▸ **AIM**
All lines featuring the string "survival" are to be listed.
— START OF INPUT ROWS —
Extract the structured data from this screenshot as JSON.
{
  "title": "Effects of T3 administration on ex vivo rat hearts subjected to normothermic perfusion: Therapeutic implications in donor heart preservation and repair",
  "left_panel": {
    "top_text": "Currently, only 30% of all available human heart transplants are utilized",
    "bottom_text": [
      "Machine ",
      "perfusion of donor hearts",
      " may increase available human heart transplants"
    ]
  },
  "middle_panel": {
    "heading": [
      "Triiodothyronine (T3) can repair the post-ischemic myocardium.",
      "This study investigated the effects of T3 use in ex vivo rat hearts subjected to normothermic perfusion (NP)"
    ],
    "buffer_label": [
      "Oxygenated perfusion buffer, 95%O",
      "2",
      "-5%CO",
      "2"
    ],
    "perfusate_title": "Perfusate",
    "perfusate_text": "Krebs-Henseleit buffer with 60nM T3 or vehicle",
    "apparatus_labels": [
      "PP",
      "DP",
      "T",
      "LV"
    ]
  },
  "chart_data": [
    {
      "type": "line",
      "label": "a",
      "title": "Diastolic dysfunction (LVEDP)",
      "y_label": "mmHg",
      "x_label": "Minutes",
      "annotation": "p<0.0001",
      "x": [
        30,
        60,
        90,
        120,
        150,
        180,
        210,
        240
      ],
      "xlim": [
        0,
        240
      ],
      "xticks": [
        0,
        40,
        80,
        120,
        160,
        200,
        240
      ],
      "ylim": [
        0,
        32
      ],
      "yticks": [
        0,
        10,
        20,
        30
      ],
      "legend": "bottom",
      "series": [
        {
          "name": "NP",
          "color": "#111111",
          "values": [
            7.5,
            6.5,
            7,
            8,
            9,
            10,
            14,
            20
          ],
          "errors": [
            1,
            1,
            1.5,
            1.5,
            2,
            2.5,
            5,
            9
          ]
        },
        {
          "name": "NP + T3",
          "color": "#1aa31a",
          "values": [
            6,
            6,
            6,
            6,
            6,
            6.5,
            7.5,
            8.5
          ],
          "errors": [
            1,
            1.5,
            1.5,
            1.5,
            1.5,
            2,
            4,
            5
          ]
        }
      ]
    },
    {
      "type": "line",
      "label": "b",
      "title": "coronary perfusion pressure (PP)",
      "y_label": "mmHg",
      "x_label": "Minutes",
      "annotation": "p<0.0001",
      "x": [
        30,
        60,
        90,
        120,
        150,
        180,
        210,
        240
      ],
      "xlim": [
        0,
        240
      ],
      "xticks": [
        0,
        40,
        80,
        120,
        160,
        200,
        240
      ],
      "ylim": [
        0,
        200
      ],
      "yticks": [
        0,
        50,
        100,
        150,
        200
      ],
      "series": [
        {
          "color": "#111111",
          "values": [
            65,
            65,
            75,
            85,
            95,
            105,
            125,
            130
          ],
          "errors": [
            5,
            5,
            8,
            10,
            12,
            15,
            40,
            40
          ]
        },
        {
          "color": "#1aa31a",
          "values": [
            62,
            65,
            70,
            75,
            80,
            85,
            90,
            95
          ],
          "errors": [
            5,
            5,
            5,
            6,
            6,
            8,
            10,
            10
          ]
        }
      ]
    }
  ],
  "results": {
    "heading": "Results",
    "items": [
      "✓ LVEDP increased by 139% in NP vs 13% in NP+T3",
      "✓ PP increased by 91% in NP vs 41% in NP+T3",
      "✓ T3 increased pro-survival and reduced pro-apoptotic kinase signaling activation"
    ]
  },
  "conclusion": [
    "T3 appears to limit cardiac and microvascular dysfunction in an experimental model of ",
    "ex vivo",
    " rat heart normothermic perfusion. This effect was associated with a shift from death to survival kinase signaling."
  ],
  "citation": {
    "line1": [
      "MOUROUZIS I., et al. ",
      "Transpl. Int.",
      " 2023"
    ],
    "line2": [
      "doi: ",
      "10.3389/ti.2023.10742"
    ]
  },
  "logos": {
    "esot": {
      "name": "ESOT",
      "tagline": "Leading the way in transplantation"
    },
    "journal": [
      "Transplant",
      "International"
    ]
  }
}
— END OF INPUT ROWS —
▸ **TASK RESULT**
      "✓ T3 increased pro-survival and reduced pro-apoptotic kinase signaling activation"
    " rat heart normothermic perfusion. This effect was associated with a shift from death to survival kinase signaling."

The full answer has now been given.